What to do | Every line containing the word "Dimension" needs to be found and copied.

• • • • •

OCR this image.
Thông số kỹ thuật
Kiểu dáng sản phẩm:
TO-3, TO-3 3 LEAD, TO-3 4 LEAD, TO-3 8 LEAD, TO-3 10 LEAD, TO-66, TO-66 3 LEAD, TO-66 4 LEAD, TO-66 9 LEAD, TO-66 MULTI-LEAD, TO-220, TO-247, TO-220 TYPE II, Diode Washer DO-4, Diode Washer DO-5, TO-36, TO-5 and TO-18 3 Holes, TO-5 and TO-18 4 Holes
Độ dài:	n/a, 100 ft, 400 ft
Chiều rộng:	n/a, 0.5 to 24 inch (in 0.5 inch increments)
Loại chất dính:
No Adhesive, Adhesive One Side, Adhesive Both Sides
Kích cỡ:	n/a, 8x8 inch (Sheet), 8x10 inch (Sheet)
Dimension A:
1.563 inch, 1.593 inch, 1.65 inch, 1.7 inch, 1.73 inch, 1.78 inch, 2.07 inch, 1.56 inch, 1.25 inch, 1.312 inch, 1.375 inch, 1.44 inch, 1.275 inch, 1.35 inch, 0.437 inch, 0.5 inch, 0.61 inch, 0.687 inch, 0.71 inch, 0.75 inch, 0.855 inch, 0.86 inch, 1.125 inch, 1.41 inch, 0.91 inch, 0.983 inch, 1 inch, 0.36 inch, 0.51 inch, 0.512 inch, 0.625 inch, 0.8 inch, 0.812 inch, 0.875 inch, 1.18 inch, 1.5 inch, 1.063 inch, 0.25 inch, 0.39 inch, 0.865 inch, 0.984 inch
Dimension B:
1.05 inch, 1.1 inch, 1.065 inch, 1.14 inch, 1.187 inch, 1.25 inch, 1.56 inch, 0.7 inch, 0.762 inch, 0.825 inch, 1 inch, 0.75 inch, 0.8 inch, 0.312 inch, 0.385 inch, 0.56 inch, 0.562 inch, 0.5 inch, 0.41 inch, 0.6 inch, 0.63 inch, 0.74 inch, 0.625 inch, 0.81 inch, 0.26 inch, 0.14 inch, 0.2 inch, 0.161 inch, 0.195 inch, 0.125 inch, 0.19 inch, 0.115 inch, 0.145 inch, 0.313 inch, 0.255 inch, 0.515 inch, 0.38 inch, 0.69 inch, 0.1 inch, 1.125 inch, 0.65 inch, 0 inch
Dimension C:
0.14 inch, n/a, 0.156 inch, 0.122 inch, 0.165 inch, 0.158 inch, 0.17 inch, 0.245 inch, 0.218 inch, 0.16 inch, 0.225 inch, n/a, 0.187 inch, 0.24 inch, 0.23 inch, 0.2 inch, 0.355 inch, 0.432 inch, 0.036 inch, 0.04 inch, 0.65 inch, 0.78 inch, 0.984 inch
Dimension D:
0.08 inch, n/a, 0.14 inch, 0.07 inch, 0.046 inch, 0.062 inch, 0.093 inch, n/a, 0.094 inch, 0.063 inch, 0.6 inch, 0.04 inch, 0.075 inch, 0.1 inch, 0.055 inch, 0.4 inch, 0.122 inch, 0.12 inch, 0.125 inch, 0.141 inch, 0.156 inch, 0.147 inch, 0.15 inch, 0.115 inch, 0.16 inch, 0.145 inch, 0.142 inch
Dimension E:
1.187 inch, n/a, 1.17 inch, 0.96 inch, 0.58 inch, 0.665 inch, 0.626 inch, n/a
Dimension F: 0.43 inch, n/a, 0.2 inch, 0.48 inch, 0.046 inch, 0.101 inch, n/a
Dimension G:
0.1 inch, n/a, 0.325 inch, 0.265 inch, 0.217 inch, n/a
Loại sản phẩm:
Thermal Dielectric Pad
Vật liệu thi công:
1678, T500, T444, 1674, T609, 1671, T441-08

• • • • •

Answer for the task |
Dimension A:
Dimension B:
Dimension C:
Dimension D:
Dimension E:
Dimension F: 0.43 inch, n/a, 0.2 inch, 0.48 inch, 0.046 inch, 0.101 inch, n/a
Dimension G:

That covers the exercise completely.